Your copy of the material must match it exactly, except that pictures are dropped.
____ Provided records
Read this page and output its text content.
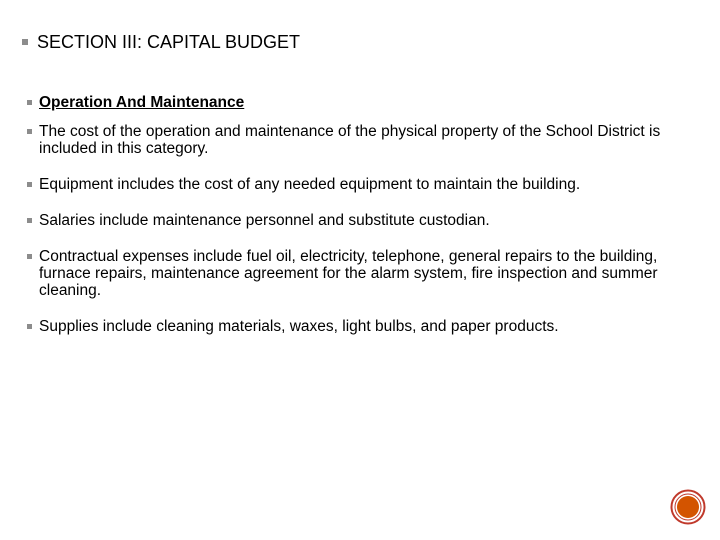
SECTION III: CAPITAL BUDGET
Operation And Maintenance
The cost of the operation and maintenance of the physical property of the School District is included in this category.
Equipment includes the cost of any needed equipment to maintain the building.
Salaries include maintenance personnel and substitute custodian.
Contractual expenses include fuel oil, electricity, telephone, general repairs to the building, furnace repairs, maintenance agreement for the alarm system, fire inspection and summer cleaning.
Supplies include cleaning materials, waxes, light bulbs, and paper products.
________
_Result below_.
Read this page and output its text content.
SECTION III: CAPITAL BUDGET
Operation And Maintenance
The cost of the operation and maintenance of the physical property of the School District is included in this category.
Equipment includes the cost of any needed equipment to maintain the building.
Salaries include maintenance personnel and substitute custodian.
Contractual expenses include fuel oil, electricity, telephone, general repairs to the building, furnace repairs, maintenance agreement for the alarm system, fire inspection and summer cleaning.
Supplies include cleaning materials, waxes, light bulbs, and paper products.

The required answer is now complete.